> **Problem description**
Find every line below that contains the word "ｸﾞﾚｰｼﾞｭ" and copy it out.

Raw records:
>>>
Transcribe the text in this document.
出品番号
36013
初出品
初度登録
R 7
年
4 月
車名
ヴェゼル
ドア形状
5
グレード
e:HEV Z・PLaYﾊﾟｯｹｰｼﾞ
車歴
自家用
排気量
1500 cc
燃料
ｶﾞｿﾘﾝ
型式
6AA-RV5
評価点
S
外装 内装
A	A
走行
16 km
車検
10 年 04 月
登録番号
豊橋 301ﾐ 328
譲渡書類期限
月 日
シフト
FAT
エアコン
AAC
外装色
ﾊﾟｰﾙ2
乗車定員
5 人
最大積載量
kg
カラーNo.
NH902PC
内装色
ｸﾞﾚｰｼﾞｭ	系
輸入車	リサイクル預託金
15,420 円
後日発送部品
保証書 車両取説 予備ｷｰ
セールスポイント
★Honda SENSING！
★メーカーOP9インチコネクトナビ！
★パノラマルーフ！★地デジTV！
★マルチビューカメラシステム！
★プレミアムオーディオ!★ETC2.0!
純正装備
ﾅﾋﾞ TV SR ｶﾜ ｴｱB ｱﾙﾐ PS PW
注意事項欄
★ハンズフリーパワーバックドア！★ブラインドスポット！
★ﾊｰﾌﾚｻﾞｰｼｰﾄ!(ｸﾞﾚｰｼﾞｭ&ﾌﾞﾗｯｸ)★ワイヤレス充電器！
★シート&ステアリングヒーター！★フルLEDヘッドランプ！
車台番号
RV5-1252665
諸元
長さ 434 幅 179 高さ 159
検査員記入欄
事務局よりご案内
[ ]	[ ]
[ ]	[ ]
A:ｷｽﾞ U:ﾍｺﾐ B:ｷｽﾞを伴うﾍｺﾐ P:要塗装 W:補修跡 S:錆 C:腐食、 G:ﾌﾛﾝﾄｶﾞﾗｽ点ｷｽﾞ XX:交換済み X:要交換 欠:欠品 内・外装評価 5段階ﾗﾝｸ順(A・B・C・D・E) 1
<<<
> **Final result**
ｸﾞﾚｰｼﾞｭ	系
★ﾊｰﾌﾚｻﾞｰｼｰﾄ!(ｸﾞﾚｰｼﾞｭ&ﾌﾞﾗｯｸ)★ワイヤレス充電器！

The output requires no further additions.